→ EXERCISE DETAILS:
Can you copy out the data exactly? Leave the images out.

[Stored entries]
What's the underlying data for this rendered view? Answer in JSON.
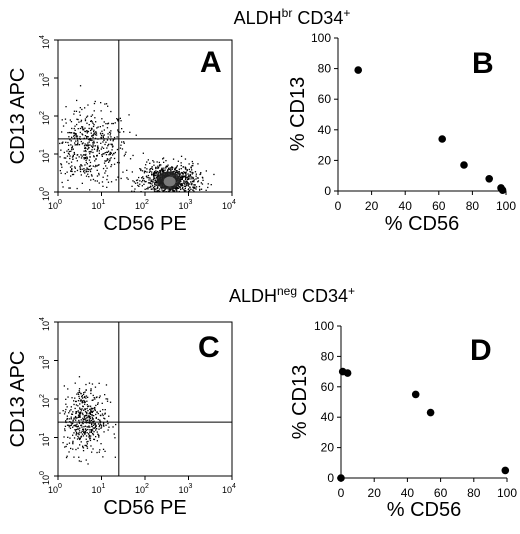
{
  "rows": [
    {
      "title_main": "ALDH",
      "title_sup": "br",
      "title_rest": " CD34",
      "title_plus": "+"
    },
    {
      "title_main": "ALDH",
      "title_sup": "neg",
      "title_rest": " CD34",
      "title_plus": "+"
    }
  ],
  "chart_data": [
    {
      "panel": "A",
      "type": "scatter",
      "title": "",
      "xlabel": "CD56 PE",
      "ylabel": "CD13 APC",
      "xscale": "log",
      "yscale": "log",
      "xlim": [
        1,
        10000
      ],
      "ylim": [
        1,
        10000
      ],
      "x_ticks": [
        {
          "base": "10",
          "exp": "0"
        },
        {
          "base": "10",
          "exp": "1"
        },
        {
          "base": "10",
          "exp": "2"
        },
        {
          "base": "10",
          "exp": "3"
        },
        {
          "base": "10",
          "exp": "4"
        }
      ],
      "y_ticks": [
        {
          "base": "10",
          "exp": "0"
        },
        {
          "base": "10",
          "exp": "1"
        },
        {
          "base": "10",
          "exp": "2"
        },
        {
          "base": "10",
          "exp": "3"
        },
        {
          "base": "10",
          "exp": "4"
        }
      ],
      "gates": {
        "x": 25,
        "y": 25
      },
      "populations": [
        {
          "x_center": 5,
          "y_center": 15,
          "spread": 0.5
        },
        {
          "x_center": 350,
          "y_center": 2,
          "spread": 0.25
        }
      ]
    },
    {
      "panel": "B",
      "type": "scatter",
      "title": "",
      "xlabel": "% CD56",
      "ylabel": "% CD13",
      "xlim": [
        0,
        100
      ],
      "ylim": [
        0,
        100
      ],
      "x_ticks": [
        "0",
        "20",
        "40",
        "60",
        "80",
        "100"
      ],
      "y_ticks": [
        "0",
        "20",
        "40",
        "60",
        "80",
        "100"
      ],
      "points": [
        [
          12,
          79
        ],
        [
          62,
          34
        ],
        [
          75,
          17
        ],
        [
          90,
          8
        ],
        [
          97,
          2
        ],
        [
          98,
          0.5
        ]
      ]
    },
    {
      "panel": "C",
      "type": "scatter",
      "title": "",
      "xlabel": "CD56 PE",
      "ylabel": "CD13 APC",
      "xscale": "log",
      "yscale": "log",
      "xlim": [
        1,
        10000
      ],
      "ylim": [
        1,
        10000
      ],
      "x_ticks": [
        {
          "base": "10",
          "exp": "0"
        },
        {
          "base": "10",
          "exp": "1"
        },
        {
          "base": "10",
          "exp": "2"
        },
        {
          "base": "10",
          "exp": "3"
        },
        {
          "base": "10",
          "exp": "4"
        }
      ],
      "y_ticks": [
        {
          "base": "10",
          "exp": "0"
        },
        {
          "base": "10",
          "exp": "1"
        },
        {
          "base": "10",
          "exp": "2"
        },
        {
          "base": "10",
          "exp": "3"
        },
        {
          "base": "10",
          "exp": "4"
        }
      ],
      "gates": {
        "x": 25,
        "y": 25
      },
      "populations": [
        {
          "x_center": 4,
          "y_center": 30,
          "spread": 0.45
        }
      ]
    },
    {
      "panel": "D",
      "type": "scatter",
      "title": "",
      "xlabel": "% CD56",
      "ylabel": "% CD13",
      "xlim": [
        0,
        100
      ],
      "ylim": [
        0,
        100
      ],
      "x_ticks": [
        "0",
        "20",
        "40",
        "60",
        "80",
        "100"
      ],
      "y_ticks": [
        "0",
        "20",
        "40",
        "60",
        "80",
        "100"
      ],
      "points": [
        [
          0,
          0
        ],
        [
          1,
          70
        ],
        [
          4,
          69
        ],
        [
          45,
          55
        ],
        [
          54,
          43
        ],
        [
          99,
          5
        ]
      ]
    }
  ]
}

→ WRITTEN ANSWER:
What's the underlying data for this rendered view? Answer in JSON.
{
  "rows": [
    {
      "title_main": "ALDH",
      "title_sup": "br",
      "title_rest": " CD34",
      "title_plus": "+"
    },
    {
      "title_main": "ALDH",
      "title_sup": "neg",
      "title_rest": " CD34",
      "title_plus": "+"
    }
  ],
  "chart_data": [
    {
      "panel": "A",
      "type": "scatter",
      "title": "",
      "xlabel": "CD56 PE",
      "ylabel": "CD13 APC",
      "xscale": "log",
      "yscale": "log",
      "xlim": [
        1,
        10000
      ],
      "ylim": [
        1,
        10000
      ],
      "x_ticks": [
        {
          "base": "10",
          "exp": "0"
        },
        {
          "base": "10",
          "exp": "1"
        },
        {
          "base": "10",
          "exp": "2"
        },
        {
          "base": "10",
          "exp": "3"
        },
        {
          "base": "10",
          "exp": "4"
        }
      ],
      "y_ticks": [
        {
          "base": "10",
          "exp": "0"
        },
        {
          "base": "10",
          "exp": "1"
        },
        {
          "base": "10",
          "exp": "2"
        },
        {
          "base": "10",
          "exp": "3"
        },
        {
          "base": "10",
          "exp": "4"
        }
      ],
      "gates": {
        "x": 25,
        "y": 25
      },
      "populations": [
        {
          "x_center": 5,
          "y_center": 15,
          "spread": 0.5
        },
        {
          "x_center": 350,
          "y_center": 2,
          "spread": 0.25
        }
      ]
    },
    {
      "panel": "B",
      "type": "scatter",
      "title": "",
      "xlabel": "% CD56",
      "ylabel": "% CD13",
      "xlim": [
        0,
        100
      ],
      "ylim": [
        0,
        100
      ],
      "x_ticks": [
        "0",
        "20",
        "40",
        "60",
        "80",
        "100"
      ],
      "y_ticks": [
        "0",
        "20",
        "40",
        "60",
        "80",
        "100"
      ],
      "points": [
        [
          12,
          79
        ],
        [
          62,
          34
        ],
        [
          75,
          17
        ],
        [
          90,
          8
        ],
        [
          97,
          2
        ],
        [
          98,
          0.5
        ]
      ]
    },
    {
      "panel": "C",
      "type": "scatter",
      "title": "",
      "xlabel": "CD56 PE",
      "ylabel": "CD13 APC",
      "xscale": "log",
      "yscale": "log",
      "xlim": [
        1,
        10000
      ],
      "ylim": [
        1,
        10000
      ],
      "x_ticks": [
        {
          "base": "10",
          "exp": "0"
        },
        {
          "base": "10",
          "exp": "1"
        },
        {
          "base": "10",
          "exp": "2"
        },
        {
          "base": "10",
          "exp": "3"
        },
        {
          "base": "10",
          "exp": "4"
        }
      ],
      "y_ticks": [
        {
          "base": "10",
          "exp": "0"
        },
        {
          "base": "10",
          "exp": "1"
        },
        {
          "base": "10",
          "exp": "2"
        },
        {
          "base": "10",
          "exp": "3"
        },
        {
          "base": "10",
          "exp": "4"
        }
      ],
      "gates": {
        "x": 25,
        "y": 25
      },
      "populations": [
        {
          "x_center": 4,
          "y_center": 30,
          "spread": 0.45
        }
      ]
    },
    {
      "panel": "D",
      "type": "scatter",
      "title": "",
      "xlabel": "% CD56",
      "ylabel": "% CD13",
      "xlim": [
        0,
        100
      ],
      "ylim": [
        0,
        100
      ],
      "x_ticks": [
        "0",
        "20",
        "40",
        "60",
        "80",
        "100"
      ],
      "y_ticks": [
        "0",
        "20",
        "40",
        "60",
        "80",
        "100"
      ],
      "points": [
        [
          0,
          0
        ],
        [
          1,
          70
        ],
        [
          4,
          69
        ],
        [
          45,
          55
        ],
        [
          54,
          43
        ],
        [
          99,
          5
        ]
      ]
    }
  ]
}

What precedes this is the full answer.